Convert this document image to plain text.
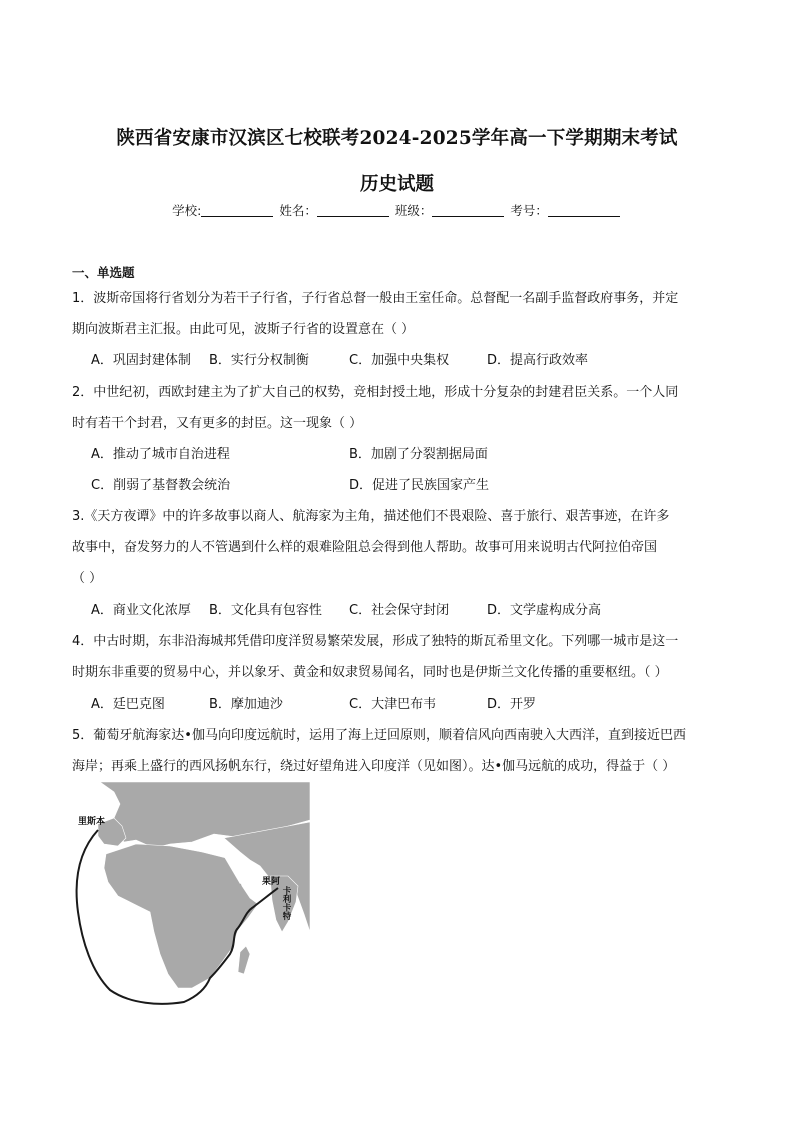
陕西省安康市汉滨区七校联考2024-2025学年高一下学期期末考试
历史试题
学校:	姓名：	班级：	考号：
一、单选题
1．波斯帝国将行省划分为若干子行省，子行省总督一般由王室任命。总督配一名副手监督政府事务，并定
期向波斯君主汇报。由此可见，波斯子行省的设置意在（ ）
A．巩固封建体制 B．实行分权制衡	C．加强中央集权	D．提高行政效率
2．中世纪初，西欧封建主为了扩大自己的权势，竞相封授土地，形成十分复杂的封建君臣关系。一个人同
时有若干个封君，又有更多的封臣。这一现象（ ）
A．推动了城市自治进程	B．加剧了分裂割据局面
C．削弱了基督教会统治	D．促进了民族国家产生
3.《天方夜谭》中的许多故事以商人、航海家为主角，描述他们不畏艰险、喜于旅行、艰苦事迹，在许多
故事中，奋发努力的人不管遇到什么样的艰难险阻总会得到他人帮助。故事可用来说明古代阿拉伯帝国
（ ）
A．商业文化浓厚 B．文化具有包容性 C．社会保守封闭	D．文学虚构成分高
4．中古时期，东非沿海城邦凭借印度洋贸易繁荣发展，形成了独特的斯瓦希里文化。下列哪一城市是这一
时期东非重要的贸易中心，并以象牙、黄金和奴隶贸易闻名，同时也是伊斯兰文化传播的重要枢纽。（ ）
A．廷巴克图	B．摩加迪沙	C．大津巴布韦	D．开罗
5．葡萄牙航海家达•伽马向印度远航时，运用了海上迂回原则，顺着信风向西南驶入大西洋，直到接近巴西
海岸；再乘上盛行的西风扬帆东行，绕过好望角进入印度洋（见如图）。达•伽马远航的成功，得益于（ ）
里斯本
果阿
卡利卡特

==*==

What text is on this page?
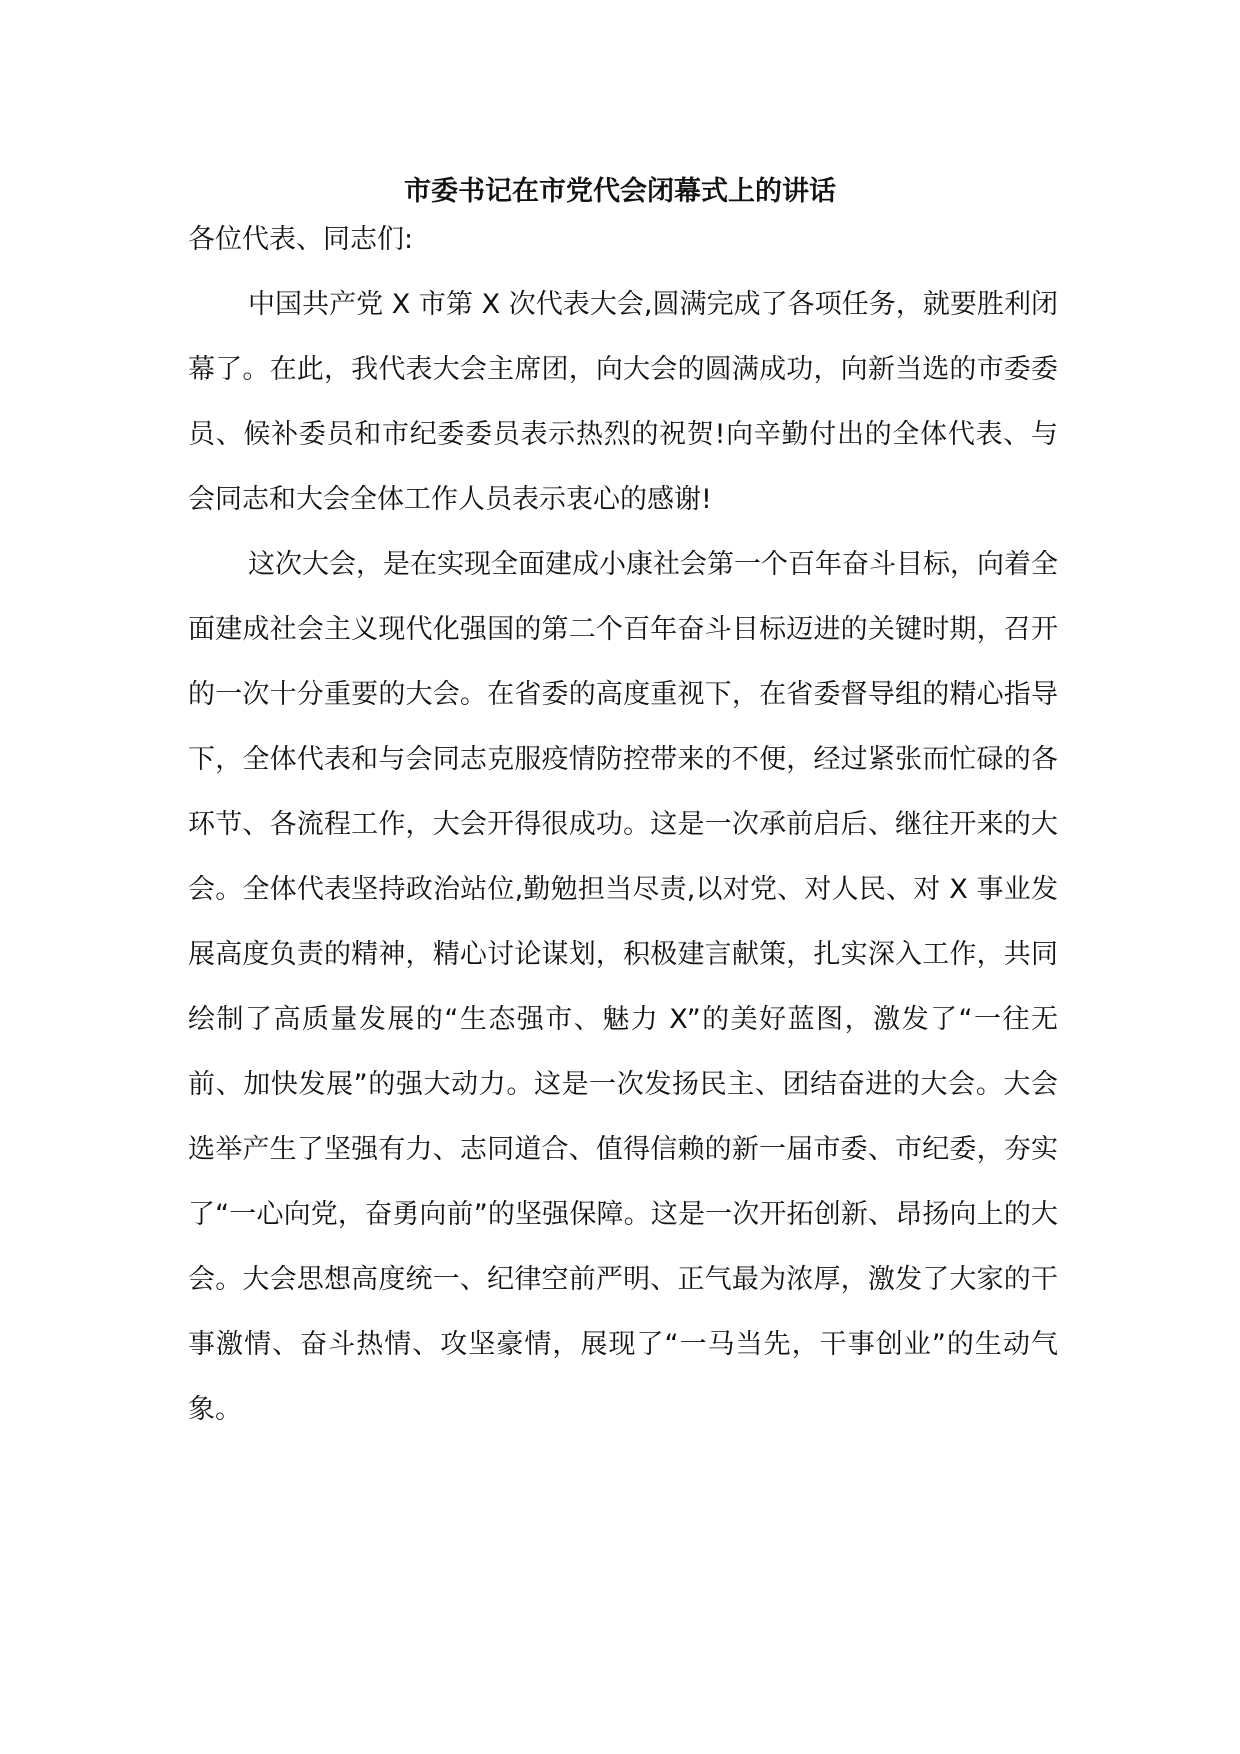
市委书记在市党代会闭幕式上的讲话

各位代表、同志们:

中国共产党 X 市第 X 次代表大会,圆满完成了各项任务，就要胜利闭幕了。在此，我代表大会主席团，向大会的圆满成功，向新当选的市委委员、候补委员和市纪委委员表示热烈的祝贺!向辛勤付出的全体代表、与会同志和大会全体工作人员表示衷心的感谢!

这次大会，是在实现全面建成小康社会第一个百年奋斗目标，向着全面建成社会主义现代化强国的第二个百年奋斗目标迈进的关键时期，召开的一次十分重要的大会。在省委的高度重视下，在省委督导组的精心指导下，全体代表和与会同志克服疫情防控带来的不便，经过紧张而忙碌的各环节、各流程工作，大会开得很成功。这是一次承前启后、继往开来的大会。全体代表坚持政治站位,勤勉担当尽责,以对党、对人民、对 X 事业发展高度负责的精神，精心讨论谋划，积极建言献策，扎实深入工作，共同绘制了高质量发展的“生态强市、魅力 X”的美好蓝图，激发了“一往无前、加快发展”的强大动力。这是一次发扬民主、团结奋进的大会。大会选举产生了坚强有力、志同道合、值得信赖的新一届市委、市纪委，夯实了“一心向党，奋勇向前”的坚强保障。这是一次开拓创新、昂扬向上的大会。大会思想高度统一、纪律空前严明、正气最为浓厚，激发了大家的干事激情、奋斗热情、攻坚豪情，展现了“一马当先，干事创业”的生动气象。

==*==

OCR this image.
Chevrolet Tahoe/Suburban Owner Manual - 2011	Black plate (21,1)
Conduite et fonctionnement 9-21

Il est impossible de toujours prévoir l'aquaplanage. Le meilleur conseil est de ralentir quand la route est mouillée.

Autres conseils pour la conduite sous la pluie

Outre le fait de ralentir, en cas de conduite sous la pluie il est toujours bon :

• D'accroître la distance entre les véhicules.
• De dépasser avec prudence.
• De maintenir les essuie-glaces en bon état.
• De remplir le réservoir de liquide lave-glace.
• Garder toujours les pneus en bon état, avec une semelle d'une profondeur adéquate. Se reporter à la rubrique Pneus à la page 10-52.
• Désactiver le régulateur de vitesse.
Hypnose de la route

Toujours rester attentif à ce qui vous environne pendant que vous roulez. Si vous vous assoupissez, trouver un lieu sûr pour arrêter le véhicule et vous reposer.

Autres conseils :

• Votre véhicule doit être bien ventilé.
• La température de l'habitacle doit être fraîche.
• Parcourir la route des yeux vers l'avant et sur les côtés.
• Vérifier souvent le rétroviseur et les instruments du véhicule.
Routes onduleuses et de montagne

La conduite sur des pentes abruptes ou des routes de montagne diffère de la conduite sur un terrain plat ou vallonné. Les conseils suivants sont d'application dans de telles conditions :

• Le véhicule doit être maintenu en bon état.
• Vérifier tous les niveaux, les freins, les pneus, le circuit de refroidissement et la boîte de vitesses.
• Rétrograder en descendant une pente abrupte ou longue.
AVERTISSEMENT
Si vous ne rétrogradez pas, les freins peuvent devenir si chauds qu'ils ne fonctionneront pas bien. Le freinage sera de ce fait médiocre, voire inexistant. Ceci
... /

==*==

## WHAT YOU WILL DO
Locate the word "Vérifier" in the data above. Copy every line carrying it.

## ANSWER
• Vérifier souvent le rétroviseur et les instruments du véhicule.
• Vérifier tous les niveaux, les freins, les pneus, le circuit de refroidissement et la boîte de vitesses.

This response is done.